### STATED PROBLEM
Your task is to repeat the entries underneath exactly, minus the pictures.

Collected data:

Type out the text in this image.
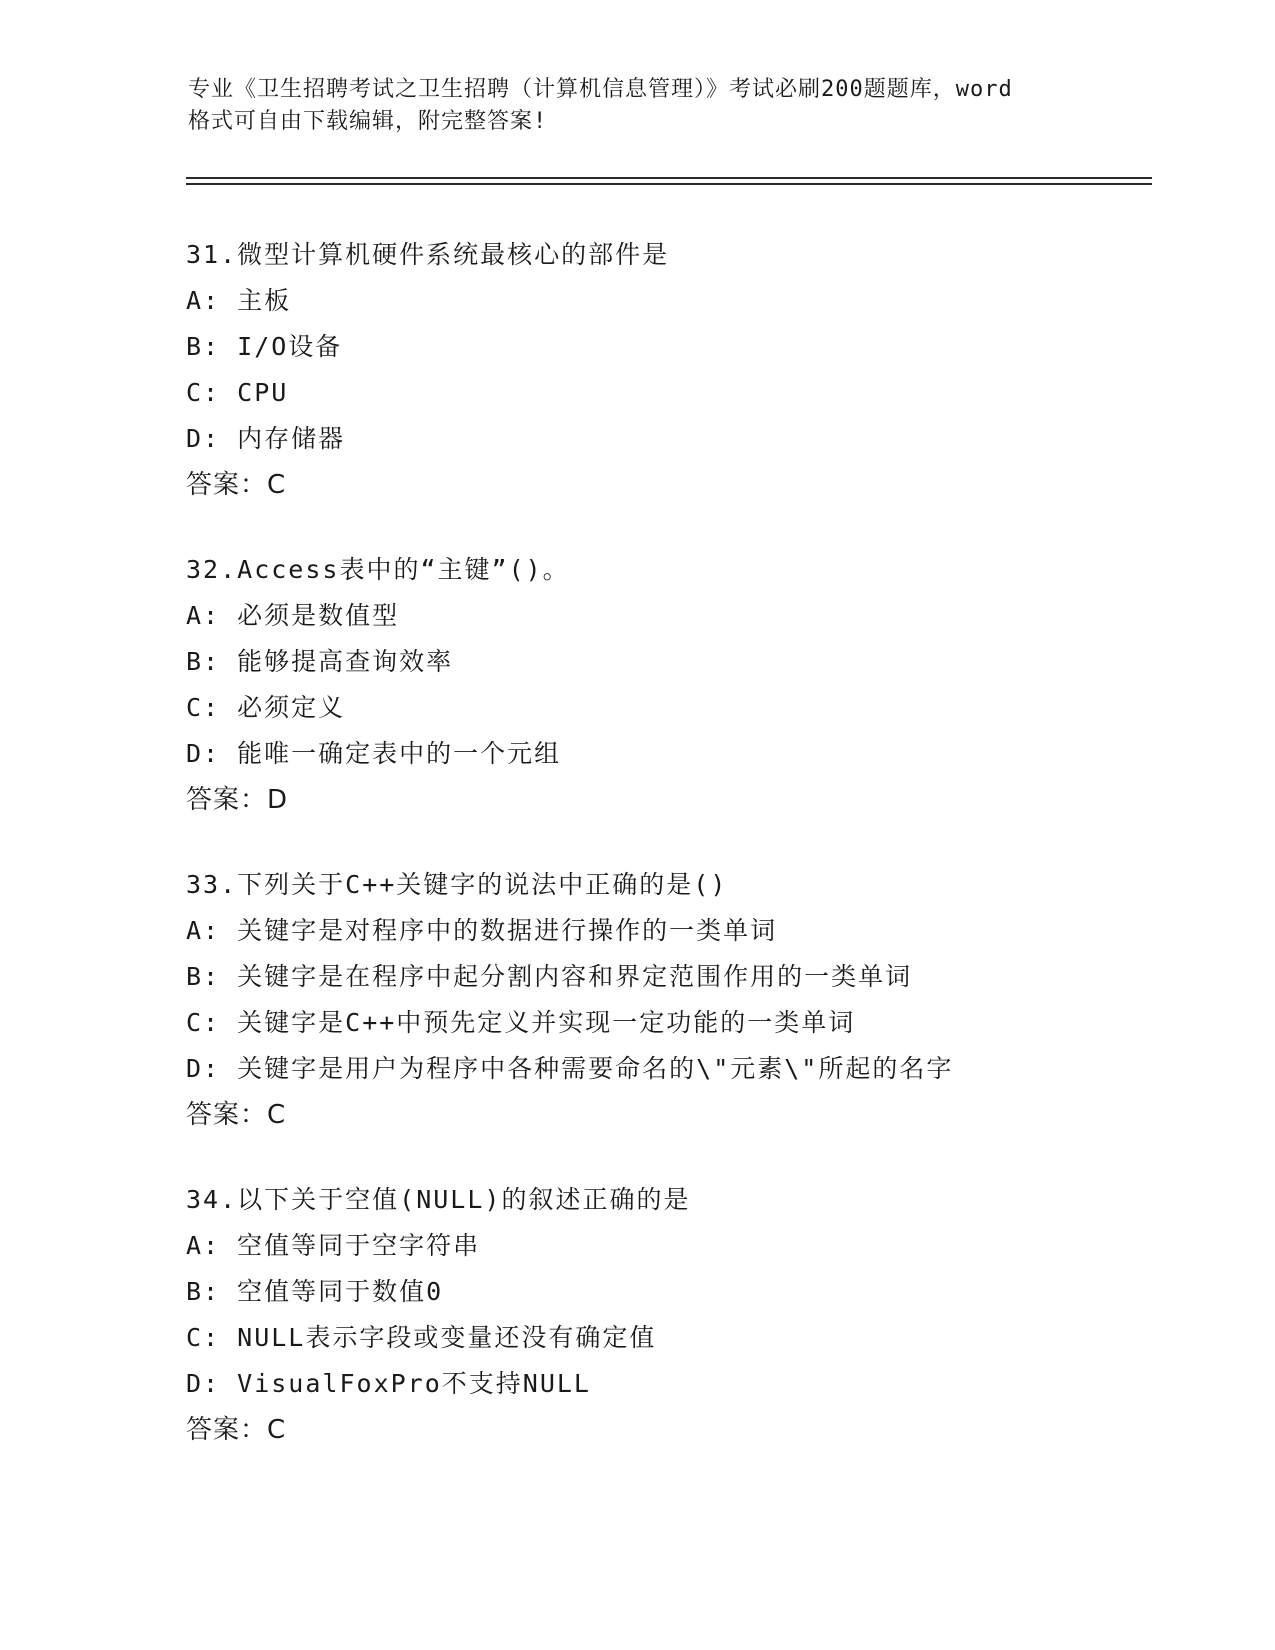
专业《卫生招聘考试之卫生招聘（计算机信息管理）》考试必刷200题题库，word
格式可自由下载编辑，附完整答案!
31.微型计算机硬件系统最核心的部件是
A: 主板
B: I/O设备
C: CPU
D: 内存储器
答案：C
32.Access表中的“主键”()。
A: 必须是数值型
B: 能够提高查询效率
C: 必须定义
D: 能唯一确定表中的一个元组
答案：D
33.下列关于C++关键字的说法中正确的是()
A: 关键字是对程序中的数据进行操作的一类单词
B: 关键字是在程序中起分割内容和界定范围作用的一类单词
C: 关键字是C++中预先定义并实现一定功能的一类单词
D: 关键字是用户为程序中各种需要命名的\"元素\"所起的名字
答案：C
34.以下关于空值(NULL)的叙述正确的是
A: 空值等同于空字符串
B: 空值等同于数值0
C: NULL表示字段或变量还没有确定值
D: VisualFoxPro不支持NULL
答案：C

### EXERCISE ANSWER
Type out the text in this image.
专业《卫生招聘考试之卫生招聘（计算机信息管理）》考试必刷200题题库，word
格式可自由下载编辑，附完整答案!
31.微型计算机硬件系统最核心的部件是
A: 主板
B: I/O设备
C: CPU
D: 内存储器
答案：C
32.Access表中的“主键”()。
A: 必须是数值型
B: 能够提高查询效率
C: 必须定义
D: 能唯一确定表中的一个元组
答案：D
33.下列关于C++关键字的说法中正确的是()
A: 关键字是对程序中的数据进行操作的一类单词
B: 关键字是在程序中起分割内容和界定范围作用的一类单词
C: 关键字是C++中预先定义并实现一定功能的一类单词
D: 关键字是用户为程序中各种需要命名的\"元素\"所起的名字
答案：C
34.以下关于空值(NULL)的叙述正确的是
A: 空值等同于空字符串
B: 空值等同于数值0
C: NULL表示字段或变量还没有确定值
D: VisualFoxPro不支持NULL
答案：C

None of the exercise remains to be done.